▸ **Part of a data file**:
***

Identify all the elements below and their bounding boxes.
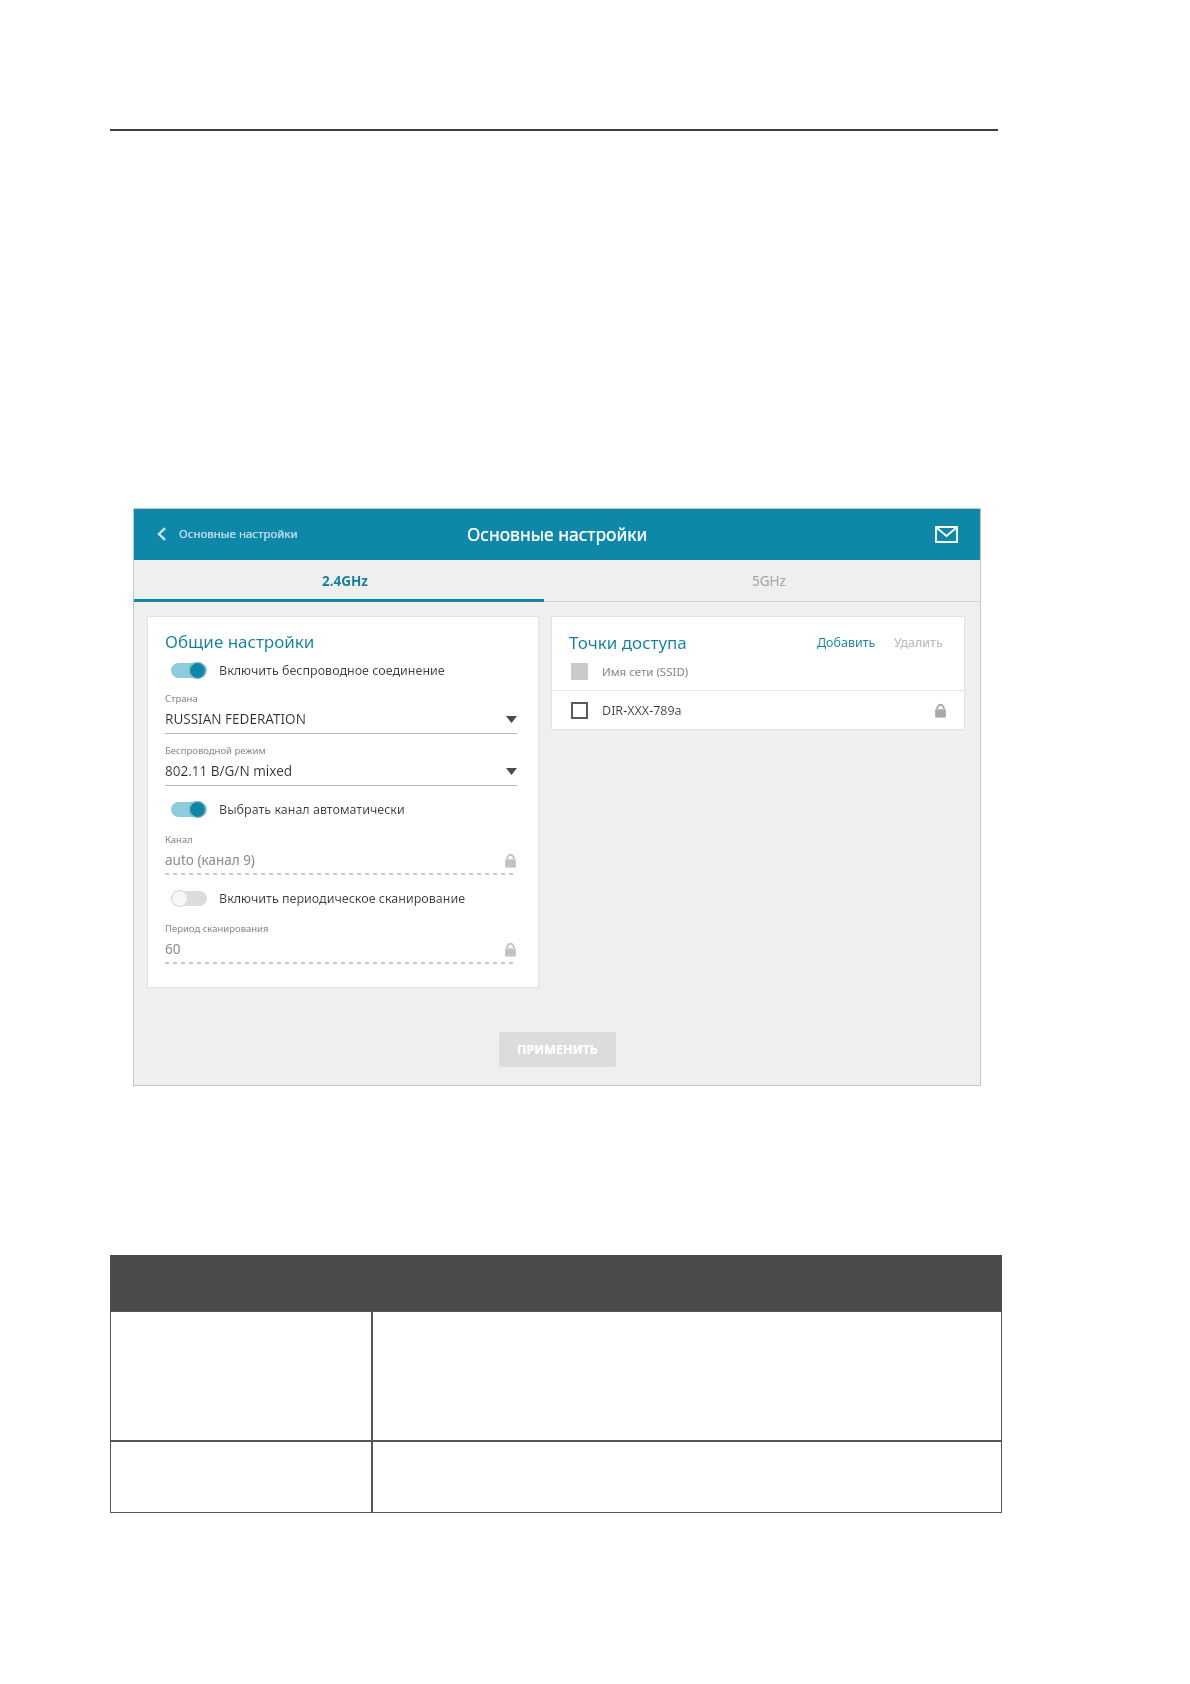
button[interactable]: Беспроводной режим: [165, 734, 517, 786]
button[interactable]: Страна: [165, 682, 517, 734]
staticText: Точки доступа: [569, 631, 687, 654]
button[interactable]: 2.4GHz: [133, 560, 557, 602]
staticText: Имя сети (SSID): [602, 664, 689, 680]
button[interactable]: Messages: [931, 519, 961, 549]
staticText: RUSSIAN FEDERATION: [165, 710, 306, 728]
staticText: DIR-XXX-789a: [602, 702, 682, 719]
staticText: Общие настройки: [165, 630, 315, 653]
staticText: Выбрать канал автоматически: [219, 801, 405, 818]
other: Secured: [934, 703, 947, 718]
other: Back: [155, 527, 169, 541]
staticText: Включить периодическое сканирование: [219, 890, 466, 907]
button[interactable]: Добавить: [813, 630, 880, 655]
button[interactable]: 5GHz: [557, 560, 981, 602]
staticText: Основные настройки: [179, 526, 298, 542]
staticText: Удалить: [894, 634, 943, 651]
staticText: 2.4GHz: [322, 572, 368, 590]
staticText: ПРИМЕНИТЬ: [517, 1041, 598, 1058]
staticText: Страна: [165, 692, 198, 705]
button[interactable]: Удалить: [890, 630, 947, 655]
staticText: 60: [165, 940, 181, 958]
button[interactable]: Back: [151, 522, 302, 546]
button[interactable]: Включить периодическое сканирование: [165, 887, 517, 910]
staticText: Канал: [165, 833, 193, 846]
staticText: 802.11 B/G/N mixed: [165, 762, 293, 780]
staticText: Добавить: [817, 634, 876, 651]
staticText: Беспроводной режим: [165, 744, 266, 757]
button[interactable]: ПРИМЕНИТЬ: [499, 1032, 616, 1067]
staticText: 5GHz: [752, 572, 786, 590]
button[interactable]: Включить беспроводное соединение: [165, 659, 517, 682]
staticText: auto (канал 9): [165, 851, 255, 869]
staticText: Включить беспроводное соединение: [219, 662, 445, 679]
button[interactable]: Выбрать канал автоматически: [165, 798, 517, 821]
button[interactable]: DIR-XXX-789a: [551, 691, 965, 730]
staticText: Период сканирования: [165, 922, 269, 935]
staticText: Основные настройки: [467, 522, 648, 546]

***

▸ **Task instructions**: Please output every line of the data above as a numbered list, skipping any blank lines and leaving out the pictures.

▸ **Exercise response**:
1. Identify all the elements below and their bounding boxes.
2. button[interactable]: Беспроводной режим: [165, 734, 517, 786]
3. button[interactable]: Страна: [165, 682, 517, 734]
4. staticText: Точки доступа: [569, 631, 687, 654]
5. button[interactable]: 2.4GHz: [133, 560, 557, 602]
6. staticText: Имя сети (SSID): [602, 664, 689, 680]
7. button[interactable]: Messages: [931, 519, 961, 549]
8. staticText: RUSSIAN FEDERATION: [165, 710, 306, 728]
9. staticText: DIR-XXX-789a: [602, 702, 682, 719]
10. staticText: Общие настройки: [165, 630, 315, 653]
11. staticText: Выбрать канал автоматически: [219, 801, 405, 818]
12. other: Secured: [934, 703, 947, 718]
13. other: Back: [155, 527, 169, 541]
14. staticText: Включить периодическое сканирование: [219, 890, 466, 907]
15. button[interactable]: Добавить: [813, 630, 880, 655]
16. button[interactable]: 5GHz: [557, 560, 981, 602]
17. staticText: Основные настройки: [179, 526, 298, 542]
18. staticText: Удалить: [894, 634, 943, 651]
19. staticText: 2.4GHz: [322, 572, 368, 590]
20. staticText: ПРИМЕНИТЬ: [517, 1041, 598, 1058]
21. staticText: Страна: [165, 692, 198, 705]
22. button[interactable]: Удалить: [890, 630, 947, 655]
23. staticText: 60: [165, 940, 181, 958]
24. button[interactable]: Back: [151, 522, 302, 546]
25. button[interactable]: Включить периодическое сканирование: [165, 887, 517, 910]
26. staticText: Канал: [165, 833, 193, 846]
27. staticText: 802.11 B/G/N mixed: [165, 762, 293, 780]
28. staticText: Добавить: [817, 634, 876, 651]
29. staticText: Беспроводной режим: [165, 744, 266, 757]
30. button[interactable]: ПРИМЕНИТЬ: [499, 1032, 616, 1067]
31. staticText: 5GHz: [752, 572, 786, 590]
32. button[interactable]: Включить беспроводное соединение: [165, 659, 517, 682]
33. staticText: auto (канал 9): [165, 851, 255, 869]
34. staticText: Включить беспроводное соединение: [219, 662, 445, 679]
35. button[interactable]: Выбрать канал автоматически: [165, 798, 517, 821]
36. button[interactable]: DIR-XXX-789a: [551, 691, 965, 730]
37. staticText: Период сканирования: [165, 922, 269, 935]
38. staticText: Основные настройки: [467, 522, 648, 546]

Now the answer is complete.